**SHORT TASK**
In the records below, find the line containing "What does this". Output it and every line after it to the end, unchanged, with no pictures.

**Stored data entries**
....
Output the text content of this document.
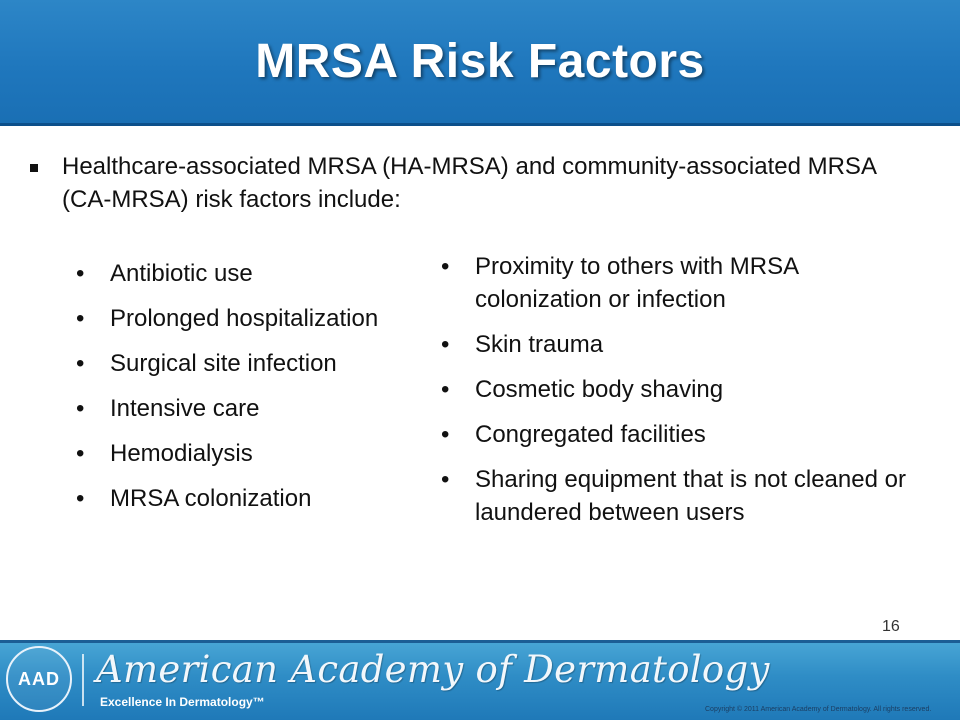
MRSA Risk Factors
Healthcare-associated MRSA (HA-MRSA) and community-associated MRSA (CA-MRSA) risk factors include:
• Antibiotic use
• Prolonged hospitalization
• Surgical site infection
• Intensive care
• Hemodialysis
• MRSA colonization
• Proximity to others with MRSA colonization or infection
• Skin trauma
• Cosmetic body shaving
• Congregated facilities
• Sharing equipment that is not cleaned or laundered between users
16
AAD American Academy of Dermatology
Excellence In Dermatology™
Copyright © 2011 American Academy of Dermatology. All rights reserved.
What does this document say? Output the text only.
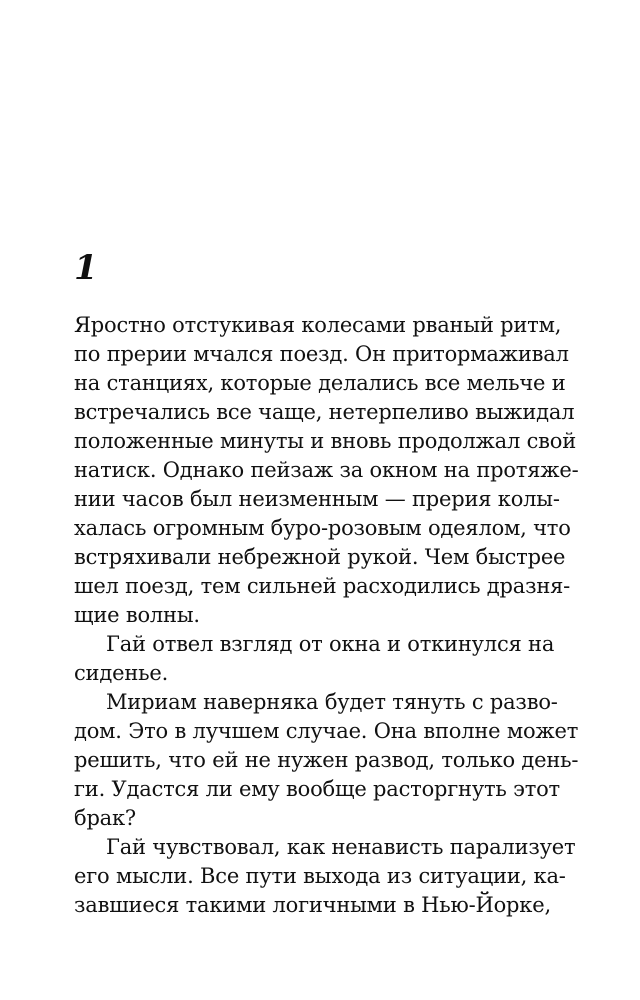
1
Яростно отстукивая колесами рваный ритм,
по прерии мчался поезд. Он притормаживал
на станциях, которые делались все мельче и
встречались все чаще, нетерпеливо выжидал
положенные минуты и вновь продолжал свой
натиск. Однако пейзаж за окном на протяже-
нии часов был неизменным — прерия колы-
халась огромным буро-розовым одеялом, что
встряхивали небрежной рукой. Чем быстрее
шел поезд, тем сильней расходились дразня-
щие волны.
Гай отвел взгляд от окна и откинулся на
сиденье.
Мириам наверняка будет тянуть с разво-
дом. Это в лучшем случае. Она вполне может
решить, что ей не нужен развод, только день-
ги. Удастся ли ему вообще расторгнуть этот
брак?
Гай чувствовал, как ненависть парализует
его мысли. Все пути выхода из ситуации, ка-
завшиеся такими логичными в Нью-Йорке,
....
**EXERCISE SOLUTION**
What does this document say? Output the text only.
1
Яростно отстукивая колесами рваный ритм,
по прерии мчался поезд. Он притормаживал
на станциях, которые делались все мельче и
встречались все чаще, нетерпеливо выжидал
положенные минуты и вновь продолжал свой
натиск. Однако пейзаж за окном на протяже-
нии часов был неизменным — прерия колы-
халась огромным буро-розовым одеялом, что
встряхивали небрежной рукой. Чем быстрее
шел поезд, тем сильней расходились дразня-
щие волны.
Гай отвел взгляд от окна и откинулся на
сиденье.
Мириам наверняка будет тянуть с разво-
дом. Это в лучшем случае. Она вполне может
решить, что ей не нужен развод, только день-
ги. Удастся ли ему вообще расторгнуть этот
брак?
Гай чувствовал, как ненависть парализует
его мысли. Все пути выхода из ситуации, ка-
завшиеся такими логичными в Нью-Йорке,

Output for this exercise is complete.